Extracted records
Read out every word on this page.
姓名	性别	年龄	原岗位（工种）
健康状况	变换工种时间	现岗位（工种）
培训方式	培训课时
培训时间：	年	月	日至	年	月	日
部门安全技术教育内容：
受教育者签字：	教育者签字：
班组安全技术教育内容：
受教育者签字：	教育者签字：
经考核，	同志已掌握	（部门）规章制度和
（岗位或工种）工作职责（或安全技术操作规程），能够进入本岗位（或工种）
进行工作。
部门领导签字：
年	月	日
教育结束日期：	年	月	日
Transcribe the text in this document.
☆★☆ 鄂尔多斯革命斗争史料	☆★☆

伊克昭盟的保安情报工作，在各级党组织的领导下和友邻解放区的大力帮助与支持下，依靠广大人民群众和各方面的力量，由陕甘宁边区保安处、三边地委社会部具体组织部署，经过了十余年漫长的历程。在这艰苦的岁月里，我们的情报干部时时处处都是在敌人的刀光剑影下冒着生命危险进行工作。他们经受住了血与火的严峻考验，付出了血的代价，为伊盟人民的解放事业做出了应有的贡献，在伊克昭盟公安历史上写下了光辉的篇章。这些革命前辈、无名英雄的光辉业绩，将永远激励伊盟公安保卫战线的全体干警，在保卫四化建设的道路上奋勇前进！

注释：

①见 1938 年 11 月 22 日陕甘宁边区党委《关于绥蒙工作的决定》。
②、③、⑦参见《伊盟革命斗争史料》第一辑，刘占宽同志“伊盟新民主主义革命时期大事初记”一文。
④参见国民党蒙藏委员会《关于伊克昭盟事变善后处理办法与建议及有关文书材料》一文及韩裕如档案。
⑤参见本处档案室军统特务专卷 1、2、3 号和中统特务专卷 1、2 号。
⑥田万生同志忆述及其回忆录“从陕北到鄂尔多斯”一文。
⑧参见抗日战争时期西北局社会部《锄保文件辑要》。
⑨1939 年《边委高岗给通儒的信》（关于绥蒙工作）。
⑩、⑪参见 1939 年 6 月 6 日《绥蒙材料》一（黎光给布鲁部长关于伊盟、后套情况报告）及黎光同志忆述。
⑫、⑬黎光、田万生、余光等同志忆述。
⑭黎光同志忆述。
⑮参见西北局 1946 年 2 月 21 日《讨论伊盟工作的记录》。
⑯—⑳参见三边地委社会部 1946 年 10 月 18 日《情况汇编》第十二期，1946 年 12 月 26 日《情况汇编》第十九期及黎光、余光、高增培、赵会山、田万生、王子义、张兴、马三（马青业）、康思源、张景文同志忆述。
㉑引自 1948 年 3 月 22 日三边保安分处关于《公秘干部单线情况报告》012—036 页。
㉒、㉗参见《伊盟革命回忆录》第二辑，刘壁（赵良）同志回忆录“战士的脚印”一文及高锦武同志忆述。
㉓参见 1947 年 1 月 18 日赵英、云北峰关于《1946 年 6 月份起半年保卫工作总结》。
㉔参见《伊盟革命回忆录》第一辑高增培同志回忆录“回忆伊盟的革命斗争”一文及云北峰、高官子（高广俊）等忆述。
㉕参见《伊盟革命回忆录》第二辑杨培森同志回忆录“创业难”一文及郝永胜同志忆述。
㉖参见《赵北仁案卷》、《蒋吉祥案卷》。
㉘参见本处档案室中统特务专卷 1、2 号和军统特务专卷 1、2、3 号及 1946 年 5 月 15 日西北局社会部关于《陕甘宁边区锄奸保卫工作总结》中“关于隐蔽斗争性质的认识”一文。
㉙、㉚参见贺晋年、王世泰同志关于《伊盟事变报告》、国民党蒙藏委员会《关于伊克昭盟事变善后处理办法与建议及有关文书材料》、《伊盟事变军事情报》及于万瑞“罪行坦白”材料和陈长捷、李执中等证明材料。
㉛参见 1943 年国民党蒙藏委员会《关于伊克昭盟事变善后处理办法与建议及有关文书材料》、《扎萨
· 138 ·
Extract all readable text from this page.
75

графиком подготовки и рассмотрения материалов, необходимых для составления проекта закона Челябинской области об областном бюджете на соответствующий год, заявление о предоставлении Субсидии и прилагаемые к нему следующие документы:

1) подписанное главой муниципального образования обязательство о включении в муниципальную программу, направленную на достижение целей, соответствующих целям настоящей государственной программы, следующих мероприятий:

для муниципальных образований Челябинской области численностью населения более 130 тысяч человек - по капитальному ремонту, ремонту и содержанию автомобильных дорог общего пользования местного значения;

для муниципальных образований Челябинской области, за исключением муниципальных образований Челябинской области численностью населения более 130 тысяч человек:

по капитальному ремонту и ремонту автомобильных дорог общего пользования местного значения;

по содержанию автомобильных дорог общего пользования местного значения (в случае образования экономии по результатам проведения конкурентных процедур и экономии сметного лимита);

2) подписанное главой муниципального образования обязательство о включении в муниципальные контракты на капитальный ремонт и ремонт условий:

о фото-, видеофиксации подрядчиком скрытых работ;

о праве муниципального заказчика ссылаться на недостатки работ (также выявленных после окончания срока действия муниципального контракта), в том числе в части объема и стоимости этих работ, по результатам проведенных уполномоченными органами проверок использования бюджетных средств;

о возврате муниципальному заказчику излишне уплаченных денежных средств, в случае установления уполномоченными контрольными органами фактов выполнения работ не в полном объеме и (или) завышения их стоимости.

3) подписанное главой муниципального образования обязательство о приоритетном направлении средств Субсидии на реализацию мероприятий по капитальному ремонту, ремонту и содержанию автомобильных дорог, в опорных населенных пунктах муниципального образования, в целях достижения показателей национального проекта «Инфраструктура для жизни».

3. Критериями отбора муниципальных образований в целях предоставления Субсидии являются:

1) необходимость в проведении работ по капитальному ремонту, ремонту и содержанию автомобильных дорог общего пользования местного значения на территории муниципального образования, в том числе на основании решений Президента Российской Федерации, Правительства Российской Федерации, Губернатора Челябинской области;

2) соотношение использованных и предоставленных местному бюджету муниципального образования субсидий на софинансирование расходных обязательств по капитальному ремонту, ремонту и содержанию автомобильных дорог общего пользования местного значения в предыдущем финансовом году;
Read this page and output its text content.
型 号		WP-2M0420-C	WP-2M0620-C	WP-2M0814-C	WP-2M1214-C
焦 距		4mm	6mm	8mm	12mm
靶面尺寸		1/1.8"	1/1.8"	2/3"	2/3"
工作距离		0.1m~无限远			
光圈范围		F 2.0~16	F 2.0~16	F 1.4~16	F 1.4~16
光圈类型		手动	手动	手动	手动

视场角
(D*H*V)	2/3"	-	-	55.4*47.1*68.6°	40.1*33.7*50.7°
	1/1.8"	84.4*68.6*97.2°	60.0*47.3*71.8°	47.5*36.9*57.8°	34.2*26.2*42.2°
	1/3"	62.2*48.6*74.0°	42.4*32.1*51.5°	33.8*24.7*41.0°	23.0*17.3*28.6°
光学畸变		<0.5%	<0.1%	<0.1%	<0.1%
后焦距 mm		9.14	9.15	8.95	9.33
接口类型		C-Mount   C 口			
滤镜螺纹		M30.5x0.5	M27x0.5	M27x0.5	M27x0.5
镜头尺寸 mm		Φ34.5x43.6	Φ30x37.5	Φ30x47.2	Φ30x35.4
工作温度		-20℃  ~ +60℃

> **Problem requirements**: Every line above needs to be retyped exactly.

> **Final answer**:
Read out every word on this page.
姓名	性别	年龄	原岗位（工种）
健康状况	变换工种时间	现岗位（工种）
培训方式	培训课时
培训时间：	年	月	日至	年	月	日
部门安全技术教育内容：
受教育者签字：	教育者签字：
班组安全技术教育内容：
受教育者签字：	教育者签字：
经考核，	同志已掌握	（部门）规章制度和
（岗位或工种）工作职责（或安全技术操作规程），能够进入本岗位（或工种）
进行工作。
部门领导签字：
年	月	日
教育结束日期：	年	月	日
Transcribe the text in this document.
☆★☆ 鄂尔多斯革命斗争史料	☆★☆

伊克昭盟的保安情报工作，在各级党组织的领导下和友邻解放区的大力帮助与支持下，依靠广大人民群众和各方面的力量，由陕甘宁边区保安处、三边地委社会部具体组织部署，经过了十余年漫长的历程。在这艰苦的岁月里，我们的情报干部时时处处都是在敌人的刀光剑影下冒着生命危险进行工作。他们经受住了血与火的严峻考验，付出了血的代价，为伊盟人民的解放事业做出了应有的贡献，在伊克昭盟公安历史上写下了光辉的篇章。这些革命前辈、无名英雄的光辉业绩，将永远激励伊盟公安保卫战线的全体干警，在保卫四化建设的道路上奋勇前进！

注释：

①见 1938 年 11 月 22 日陕甘宁边区党委《关于绥蒙工作的决定》。
②、③、⑦参见《伊盟革命斗争史料》第一辑，刘占宽同志“伊盟新民主主义革命时期大事初记”一文。
④参见国民党蒙藏委员会《关于伊克昭盟事变善后处理办法与建议及有关文书材料》一文及韩裕如档案。
⑤参见本处档案室军统特务专卷 1、2、3 号和中统特务专卷 1、2 号。
⑥田万生同志忆述及其回忆录“从陕北到鄂尔多斯”一文。
⑧参见抗日战争时期西北局社会部《锄保文件辑要》。
⑨1939 年《边委高岗给通儒的信》（关于绥蒙工作）。
⑩、⑪参见 1939 年 6 月 6 日《绥蒙材料》一（黎光给布鲁部长关于伊盟、后套情况报告）及黎光同志忆述。
⑫、⑬黎光、田万生、余光等同志忆述。
⑭黎光同志忆述。
⑮参见西北局 1946 年 2 月 21 日《讨论伊盟工作的记录》。
⑯—⑳参见三边地委社会部 1946 年 10 月 18 日《情况汇编》第十二期，1946 年 12 月 26 日《情况汇编》第十九期及黎光、余光、高增培、赵会山、田万生、王子义、张兴、马三（马青业）、康思源、张景文同志忆述。
㉑引自 1948 年 3 月 22 日三边保安分处关于《公秘干部单线情况报告》012—036 页。
㉒、㉗参见《伊盟革命回忆录》第二辑，刘壁（赵良）同志回忆录“战士的脚印”一文及高锦武同志忆述。
㉓参见 1947 年 1 月 18 日赵英、云北峰关于《1946 年 6 月份起半年保卫工作总结》。
㉔参见《伊盟革命回忆录》第一辑高增培同志回忆录“回忆伊盟的革命斗争”一文及云北峰、高官子（高广俊）等忆述。
㉕参见《伊盟革命回忆录》第二辑杨培森同志回忆录“创业难”一文及郝永胜同志忆述。
㉖参见《赵北仁案卷》、《蒋吉祥案卷》。
㉘参见本处档案室中统特务专卷 1、2 号和军统特务专卷 1、2、3 号及 1946 年 5 月 15 日西北局社会部关于《陕甘宁边区锄奸保卫工作总结》中“关于隐蔽斗争性质的认识”一文。
㉙、㉚参见贺晋年、王世泰同志关于《伊盟事变报告》、国民党蒙藏委员会《关于伊克昭盟事变善后处理办法与建议及有关文书材料》、《伊盟事变军事情报》及于万瑞“罪行坦白”材料和陈长捷、李执中等证明材料。
㉛参见 1943 年国民党蒙藏委员会《关于伊克昭盟事变善后处理办法与建议及有关文书材料》、《扎萨
· 138 ·
Extract all readable text from this page.
75

графиком подготовки и рассмотрения материалов, необходимых для составления проекта закона Челябинской области об областном бюджете на соответствующий год, заявление о предоставлении Субсидии и прилагаемые к нему следующие документы:

1) подписанное главой муниципального образования обязательство о включении в муниципальную программу, направленную на достижение целей, соответствующих целям настоящей государственной программы, следующих мероприятий:

для муниципальных образований Челябинской области численностью населения более 130 тысяч человек - по капитальному ремонту, ремонту и содержанию автомобильных дорог общего пользования местного значения;

для муниципальных образований Челябинской области, за исключением муниципальных образований Челябинской области численностью населения более 130 тысяч человек:

по капитальному ремонту и ремонту автомобильных дорог общего пользования местного значения;

по содержанию автомобильных дорог общего пользования местного значения (в случае образования экономии по результатам проведения конкурентных процедур и экономии сметного лимита);

2) подписанное главой муниципального образования обязательство о включении в муниципальные контракты на капитальный ремонт и ремонт условий:

о фото-, видеофиксации подрядчиком скрытых работ;

о праве муниципального заказчика ссылаться на недостатки работ (также выявленных после окончания срока действия муниципального контракта), в том числе в части объема и стоимости этих работ, по результатам проведенных уполномоченными органами проверок использования бюджетных средств;

о возврате муниципальному заказчику излишне уплаченных денежных средств, в случае установления уполномоченными контрольными органами фактов выполнения работ не в полном объеме и (или) завышения их стоимости.

3) подписанное главой муниципального образования обязательство о приоритетном направлении средств Субсидии на реализацию мероприятий по капитальному ремонту, ремонту и содержанию автомобильных дорог, в опорных населенных пунктах муниципального образования, в целях достижения показателей национального проекта «Инфраструктура для жизни».

3. Критериями отбора муниципальных образований в целях предоставления Субсидии являются:

1) необходимость в проведении работ по капитальному ремонту, ремонту и содержанию автомобильных дорог общего пользования местного значения на территории муниципального образования, в том числе на основании решений Президента Российской Федерации, Правительства Российской Федерации, Губернатора Челябинской области;

2) соотношение использованных и предоставленных местному бюджету муниципального образования субсидий на софинансирование расходных обязательств по капитальному ремонту, ремонту и содержанию автомобильных дорог общего пользования местного значения в предыдущем финансовом году;
Read this page and output its text content.
型 号		WP-2M0420-C	WP-2M0620-C	WP-2M0814-C	WP-2M1214-C
焦 距		4mm	6mm	8mm	12mm
靶面尺寸		1/1.8"	1/1.8"	2/3"	2/3"
工作距离		0.1m~无限远			
光圈范围		F 2.0~16	F 2.0~16	F 1.4~16	F 1.4~16
光圈类型		手动	手动	手动	手动

视场角
(D*H*V)	2/3"	-	-	55.4*47.1*68.6°	40.1*33.7*50.7°
	1/1.8"	84.4*68.6*97.2°	60.0*47.3*71.8°	47.5*36.9*57.8°	34.2*26.2*42.2°
	1/3"	62.2*48.6*74.0°	42.4*32.1*51.5°	33.8*24.7*41.0°	23.0*17.3*28.6°
光学畸变		<0.5%	<0.1%	<0.1%	<0.1%
后焦距 mm		9.14	9.15	8.95	9.33
接口类型		C-Mount   C 口			
滤镜螺纹		M30.5x0.5	M27x0.5	M27x0.5	M27x0.5
镜头尺寸 mm		Φ34.5x43.6	Φ30x37.5	Φ30x47.2	Φ30x35.4
工作温度		-20℃  ~ +60℃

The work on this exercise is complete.